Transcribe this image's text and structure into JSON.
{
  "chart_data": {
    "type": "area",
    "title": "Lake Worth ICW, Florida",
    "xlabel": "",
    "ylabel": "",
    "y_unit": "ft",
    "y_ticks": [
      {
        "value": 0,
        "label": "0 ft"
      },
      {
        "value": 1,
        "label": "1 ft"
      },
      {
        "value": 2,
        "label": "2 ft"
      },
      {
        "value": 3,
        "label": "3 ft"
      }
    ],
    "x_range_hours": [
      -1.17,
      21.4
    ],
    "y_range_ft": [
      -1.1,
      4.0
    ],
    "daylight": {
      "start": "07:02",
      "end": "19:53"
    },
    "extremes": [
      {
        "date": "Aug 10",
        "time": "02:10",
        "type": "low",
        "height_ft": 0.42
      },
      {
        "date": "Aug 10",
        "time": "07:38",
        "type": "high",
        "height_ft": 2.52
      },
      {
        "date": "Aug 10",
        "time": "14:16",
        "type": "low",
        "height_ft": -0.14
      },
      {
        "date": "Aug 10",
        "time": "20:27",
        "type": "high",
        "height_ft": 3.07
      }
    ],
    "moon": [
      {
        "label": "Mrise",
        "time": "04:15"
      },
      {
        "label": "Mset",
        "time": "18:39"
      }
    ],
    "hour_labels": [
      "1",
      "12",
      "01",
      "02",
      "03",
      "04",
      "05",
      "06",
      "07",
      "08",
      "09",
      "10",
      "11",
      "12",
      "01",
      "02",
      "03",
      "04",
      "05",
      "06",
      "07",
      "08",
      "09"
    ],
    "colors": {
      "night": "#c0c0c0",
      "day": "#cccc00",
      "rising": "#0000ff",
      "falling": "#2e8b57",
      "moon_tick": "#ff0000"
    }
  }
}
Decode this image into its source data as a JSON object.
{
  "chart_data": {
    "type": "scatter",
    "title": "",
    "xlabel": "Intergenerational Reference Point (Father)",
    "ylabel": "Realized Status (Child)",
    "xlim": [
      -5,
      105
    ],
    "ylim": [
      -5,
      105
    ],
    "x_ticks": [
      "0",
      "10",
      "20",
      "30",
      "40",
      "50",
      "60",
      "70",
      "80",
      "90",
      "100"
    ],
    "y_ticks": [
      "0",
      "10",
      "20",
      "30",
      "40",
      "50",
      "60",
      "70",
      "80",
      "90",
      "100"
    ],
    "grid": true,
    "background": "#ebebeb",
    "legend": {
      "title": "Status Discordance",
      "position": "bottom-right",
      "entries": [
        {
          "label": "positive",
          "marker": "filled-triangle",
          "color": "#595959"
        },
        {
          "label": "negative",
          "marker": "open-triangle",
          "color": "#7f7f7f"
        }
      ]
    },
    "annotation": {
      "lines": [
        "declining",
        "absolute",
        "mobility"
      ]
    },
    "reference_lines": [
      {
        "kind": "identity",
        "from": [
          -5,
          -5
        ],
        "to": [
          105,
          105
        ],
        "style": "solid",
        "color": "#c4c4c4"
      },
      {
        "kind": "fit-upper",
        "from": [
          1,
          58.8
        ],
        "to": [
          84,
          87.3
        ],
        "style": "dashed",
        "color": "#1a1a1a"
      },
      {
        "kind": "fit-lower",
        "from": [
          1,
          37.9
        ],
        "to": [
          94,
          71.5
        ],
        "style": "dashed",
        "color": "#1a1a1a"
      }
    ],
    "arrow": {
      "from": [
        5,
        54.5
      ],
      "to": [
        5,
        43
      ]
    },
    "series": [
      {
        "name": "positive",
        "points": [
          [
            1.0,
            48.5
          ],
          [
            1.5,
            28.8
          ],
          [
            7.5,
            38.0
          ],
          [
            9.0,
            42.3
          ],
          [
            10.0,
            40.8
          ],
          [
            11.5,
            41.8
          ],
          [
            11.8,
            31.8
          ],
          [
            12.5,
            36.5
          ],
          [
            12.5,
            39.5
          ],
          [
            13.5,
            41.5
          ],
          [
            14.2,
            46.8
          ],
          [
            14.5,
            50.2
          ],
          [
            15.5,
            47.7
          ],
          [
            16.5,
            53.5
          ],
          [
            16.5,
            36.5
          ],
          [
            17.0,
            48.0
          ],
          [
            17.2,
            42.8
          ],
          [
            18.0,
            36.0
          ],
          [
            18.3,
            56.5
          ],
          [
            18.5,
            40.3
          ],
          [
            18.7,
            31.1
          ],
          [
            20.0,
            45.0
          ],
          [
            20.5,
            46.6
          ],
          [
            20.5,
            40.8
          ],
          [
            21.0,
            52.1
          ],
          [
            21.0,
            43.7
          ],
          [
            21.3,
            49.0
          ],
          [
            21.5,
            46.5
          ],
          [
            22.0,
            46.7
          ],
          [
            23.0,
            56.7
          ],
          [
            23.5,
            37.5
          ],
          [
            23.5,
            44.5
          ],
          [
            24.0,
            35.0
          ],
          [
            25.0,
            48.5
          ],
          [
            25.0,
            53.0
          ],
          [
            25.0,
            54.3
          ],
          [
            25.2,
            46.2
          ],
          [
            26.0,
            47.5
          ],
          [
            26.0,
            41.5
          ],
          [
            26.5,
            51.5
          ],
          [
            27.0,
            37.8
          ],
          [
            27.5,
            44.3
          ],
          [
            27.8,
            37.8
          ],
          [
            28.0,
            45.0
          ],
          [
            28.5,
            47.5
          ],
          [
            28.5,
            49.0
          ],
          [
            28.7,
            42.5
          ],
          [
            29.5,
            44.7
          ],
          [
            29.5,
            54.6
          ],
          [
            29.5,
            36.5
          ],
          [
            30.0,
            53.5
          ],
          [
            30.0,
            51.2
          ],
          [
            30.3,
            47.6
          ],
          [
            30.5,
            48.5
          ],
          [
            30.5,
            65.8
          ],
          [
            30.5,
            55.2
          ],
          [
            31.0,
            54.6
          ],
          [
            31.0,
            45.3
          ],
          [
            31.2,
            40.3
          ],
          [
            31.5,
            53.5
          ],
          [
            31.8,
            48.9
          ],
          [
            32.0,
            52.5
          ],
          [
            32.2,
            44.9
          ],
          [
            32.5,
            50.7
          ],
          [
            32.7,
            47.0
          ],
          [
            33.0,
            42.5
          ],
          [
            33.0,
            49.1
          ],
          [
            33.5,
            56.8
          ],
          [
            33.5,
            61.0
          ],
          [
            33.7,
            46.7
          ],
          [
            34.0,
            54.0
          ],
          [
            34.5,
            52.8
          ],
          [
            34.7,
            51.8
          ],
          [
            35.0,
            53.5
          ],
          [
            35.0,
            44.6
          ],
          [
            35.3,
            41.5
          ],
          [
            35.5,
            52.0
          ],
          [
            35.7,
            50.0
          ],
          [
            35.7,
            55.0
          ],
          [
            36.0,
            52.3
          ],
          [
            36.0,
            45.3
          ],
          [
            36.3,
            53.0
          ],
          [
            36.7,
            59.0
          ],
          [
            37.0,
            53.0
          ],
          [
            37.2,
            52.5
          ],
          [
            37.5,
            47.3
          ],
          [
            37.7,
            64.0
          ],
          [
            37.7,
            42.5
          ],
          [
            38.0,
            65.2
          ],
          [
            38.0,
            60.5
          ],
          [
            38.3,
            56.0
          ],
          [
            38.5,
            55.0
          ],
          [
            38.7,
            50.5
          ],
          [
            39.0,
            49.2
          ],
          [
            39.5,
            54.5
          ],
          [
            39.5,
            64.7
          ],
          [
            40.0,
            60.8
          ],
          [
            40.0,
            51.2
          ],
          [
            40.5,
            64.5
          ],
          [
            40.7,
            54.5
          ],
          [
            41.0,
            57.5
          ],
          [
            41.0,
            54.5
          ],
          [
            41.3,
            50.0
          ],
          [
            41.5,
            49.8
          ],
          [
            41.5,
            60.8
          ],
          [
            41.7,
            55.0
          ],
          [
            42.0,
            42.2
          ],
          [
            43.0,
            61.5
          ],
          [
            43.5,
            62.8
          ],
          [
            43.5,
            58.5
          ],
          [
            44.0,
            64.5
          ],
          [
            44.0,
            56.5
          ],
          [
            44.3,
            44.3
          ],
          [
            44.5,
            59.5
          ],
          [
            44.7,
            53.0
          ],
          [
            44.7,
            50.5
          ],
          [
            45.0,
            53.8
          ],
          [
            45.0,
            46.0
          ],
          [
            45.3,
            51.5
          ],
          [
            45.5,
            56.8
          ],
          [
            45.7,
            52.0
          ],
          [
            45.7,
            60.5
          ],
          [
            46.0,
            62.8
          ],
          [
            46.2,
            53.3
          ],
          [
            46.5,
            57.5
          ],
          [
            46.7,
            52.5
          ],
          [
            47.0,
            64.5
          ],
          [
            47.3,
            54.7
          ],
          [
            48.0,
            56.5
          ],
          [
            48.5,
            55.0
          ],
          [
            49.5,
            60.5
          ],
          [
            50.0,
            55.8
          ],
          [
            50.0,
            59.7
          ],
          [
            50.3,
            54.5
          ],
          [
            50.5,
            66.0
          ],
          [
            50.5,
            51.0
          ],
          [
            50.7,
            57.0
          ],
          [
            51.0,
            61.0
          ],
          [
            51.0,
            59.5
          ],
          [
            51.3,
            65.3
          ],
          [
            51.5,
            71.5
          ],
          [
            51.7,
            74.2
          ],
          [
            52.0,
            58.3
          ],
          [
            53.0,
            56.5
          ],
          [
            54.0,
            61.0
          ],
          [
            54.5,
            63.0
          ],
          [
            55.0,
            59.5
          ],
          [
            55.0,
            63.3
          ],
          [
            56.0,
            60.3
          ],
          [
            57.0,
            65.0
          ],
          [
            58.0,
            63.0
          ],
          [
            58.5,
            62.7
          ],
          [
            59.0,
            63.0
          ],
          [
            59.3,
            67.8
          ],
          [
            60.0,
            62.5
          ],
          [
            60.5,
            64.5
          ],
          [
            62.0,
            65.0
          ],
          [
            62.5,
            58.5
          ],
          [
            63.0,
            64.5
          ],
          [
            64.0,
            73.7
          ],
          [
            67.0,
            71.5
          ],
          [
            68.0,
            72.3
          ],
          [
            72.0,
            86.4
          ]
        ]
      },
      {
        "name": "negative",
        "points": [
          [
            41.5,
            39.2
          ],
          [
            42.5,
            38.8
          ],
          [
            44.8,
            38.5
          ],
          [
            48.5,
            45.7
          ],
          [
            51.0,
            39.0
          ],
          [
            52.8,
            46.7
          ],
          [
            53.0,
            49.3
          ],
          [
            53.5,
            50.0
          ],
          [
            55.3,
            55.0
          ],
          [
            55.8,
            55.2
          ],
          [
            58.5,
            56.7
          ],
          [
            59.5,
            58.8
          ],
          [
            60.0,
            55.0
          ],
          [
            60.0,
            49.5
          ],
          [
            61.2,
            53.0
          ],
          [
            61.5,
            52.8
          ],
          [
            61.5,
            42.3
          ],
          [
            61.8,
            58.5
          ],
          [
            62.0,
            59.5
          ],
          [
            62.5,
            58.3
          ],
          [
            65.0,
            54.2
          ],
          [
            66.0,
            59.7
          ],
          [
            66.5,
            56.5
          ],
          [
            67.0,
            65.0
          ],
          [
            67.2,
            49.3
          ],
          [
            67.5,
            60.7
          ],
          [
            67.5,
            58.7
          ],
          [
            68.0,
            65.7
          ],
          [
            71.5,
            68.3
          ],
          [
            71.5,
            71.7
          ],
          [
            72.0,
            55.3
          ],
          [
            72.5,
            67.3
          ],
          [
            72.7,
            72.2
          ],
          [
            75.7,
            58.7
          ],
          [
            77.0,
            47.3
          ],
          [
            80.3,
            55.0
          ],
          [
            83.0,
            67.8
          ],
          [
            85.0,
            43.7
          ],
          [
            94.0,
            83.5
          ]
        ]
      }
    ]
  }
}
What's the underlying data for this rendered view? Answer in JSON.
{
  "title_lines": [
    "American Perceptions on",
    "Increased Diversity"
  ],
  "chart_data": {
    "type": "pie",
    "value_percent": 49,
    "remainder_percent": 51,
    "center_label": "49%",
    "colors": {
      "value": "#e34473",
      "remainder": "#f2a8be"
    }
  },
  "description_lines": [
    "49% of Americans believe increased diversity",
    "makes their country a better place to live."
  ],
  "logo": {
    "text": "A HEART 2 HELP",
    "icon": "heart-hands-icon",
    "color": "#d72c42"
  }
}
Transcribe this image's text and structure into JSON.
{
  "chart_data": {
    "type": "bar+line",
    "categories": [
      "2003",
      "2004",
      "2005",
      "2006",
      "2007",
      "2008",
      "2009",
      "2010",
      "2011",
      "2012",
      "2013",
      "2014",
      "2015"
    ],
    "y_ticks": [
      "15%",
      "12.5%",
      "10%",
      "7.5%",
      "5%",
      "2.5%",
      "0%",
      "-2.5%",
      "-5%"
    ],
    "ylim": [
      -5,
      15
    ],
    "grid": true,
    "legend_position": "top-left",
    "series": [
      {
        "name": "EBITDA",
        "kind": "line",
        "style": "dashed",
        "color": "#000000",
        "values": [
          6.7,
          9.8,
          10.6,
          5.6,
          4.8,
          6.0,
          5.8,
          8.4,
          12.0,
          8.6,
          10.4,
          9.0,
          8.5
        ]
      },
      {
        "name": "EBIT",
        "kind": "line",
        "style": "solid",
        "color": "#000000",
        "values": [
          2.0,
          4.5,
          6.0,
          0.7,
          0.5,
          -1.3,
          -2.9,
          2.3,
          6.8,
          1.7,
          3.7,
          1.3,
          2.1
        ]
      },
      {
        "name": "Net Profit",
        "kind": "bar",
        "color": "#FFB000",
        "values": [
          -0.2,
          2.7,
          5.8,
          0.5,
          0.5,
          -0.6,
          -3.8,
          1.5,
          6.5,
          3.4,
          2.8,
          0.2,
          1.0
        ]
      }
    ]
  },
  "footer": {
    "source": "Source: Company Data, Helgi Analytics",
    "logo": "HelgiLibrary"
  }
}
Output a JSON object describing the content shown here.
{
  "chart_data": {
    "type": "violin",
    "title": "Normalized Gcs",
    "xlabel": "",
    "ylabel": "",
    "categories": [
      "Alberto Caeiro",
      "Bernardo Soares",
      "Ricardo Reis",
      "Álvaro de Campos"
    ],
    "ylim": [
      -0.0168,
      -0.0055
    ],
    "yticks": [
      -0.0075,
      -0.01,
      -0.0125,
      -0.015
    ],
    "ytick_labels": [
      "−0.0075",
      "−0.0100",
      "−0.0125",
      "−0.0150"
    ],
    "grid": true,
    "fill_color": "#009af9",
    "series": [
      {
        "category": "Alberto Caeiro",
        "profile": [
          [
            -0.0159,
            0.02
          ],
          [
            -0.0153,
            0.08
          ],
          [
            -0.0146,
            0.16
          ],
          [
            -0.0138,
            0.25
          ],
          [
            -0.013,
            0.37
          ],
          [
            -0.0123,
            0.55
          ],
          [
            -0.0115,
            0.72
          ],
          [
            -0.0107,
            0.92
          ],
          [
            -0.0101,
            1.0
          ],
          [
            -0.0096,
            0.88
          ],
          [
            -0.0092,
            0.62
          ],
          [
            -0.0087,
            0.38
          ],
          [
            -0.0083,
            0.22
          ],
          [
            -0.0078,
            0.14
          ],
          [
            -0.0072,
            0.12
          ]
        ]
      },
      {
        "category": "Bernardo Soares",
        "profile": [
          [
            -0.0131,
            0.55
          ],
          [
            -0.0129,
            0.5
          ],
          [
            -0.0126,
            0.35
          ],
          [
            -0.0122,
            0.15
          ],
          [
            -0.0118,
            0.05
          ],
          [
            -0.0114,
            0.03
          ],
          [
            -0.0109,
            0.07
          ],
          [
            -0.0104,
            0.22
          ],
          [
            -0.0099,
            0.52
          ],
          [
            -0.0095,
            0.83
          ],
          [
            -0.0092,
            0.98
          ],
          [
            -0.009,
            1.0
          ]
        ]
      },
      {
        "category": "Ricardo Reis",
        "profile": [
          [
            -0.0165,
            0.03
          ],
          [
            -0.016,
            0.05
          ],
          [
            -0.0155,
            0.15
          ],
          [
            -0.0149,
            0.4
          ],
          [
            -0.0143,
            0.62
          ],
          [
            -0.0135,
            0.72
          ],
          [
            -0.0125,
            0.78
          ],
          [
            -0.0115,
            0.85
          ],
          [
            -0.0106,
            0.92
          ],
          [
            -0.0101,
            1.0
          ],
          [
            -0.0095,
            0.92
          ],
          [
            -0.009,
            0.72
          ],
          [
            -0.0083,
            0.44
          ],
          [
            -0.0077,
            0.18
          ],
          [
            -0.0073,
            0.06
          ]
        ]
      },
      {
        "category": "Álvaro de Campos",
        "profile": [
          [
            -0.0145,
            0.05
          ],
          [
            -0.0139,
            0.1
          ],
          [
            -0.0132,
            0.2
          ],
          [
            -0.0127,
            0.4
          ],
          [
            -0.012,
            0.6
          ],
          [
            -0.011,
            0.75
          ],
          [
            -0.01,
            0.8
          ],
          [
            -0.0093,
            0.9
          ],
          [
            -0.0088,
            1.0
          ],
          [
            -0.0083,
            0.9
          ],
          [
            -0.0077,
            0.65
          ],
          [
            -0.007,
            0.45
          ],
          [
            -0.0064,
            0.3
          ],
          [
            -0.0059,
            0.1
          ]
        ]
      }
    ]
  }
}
§
__WHAT IS ASKED__
List the lines of the material in which the word "triangle" occurs.

__TASK RESULT__
          "marker": "filled-triangle",
          "marker": "open-triangle",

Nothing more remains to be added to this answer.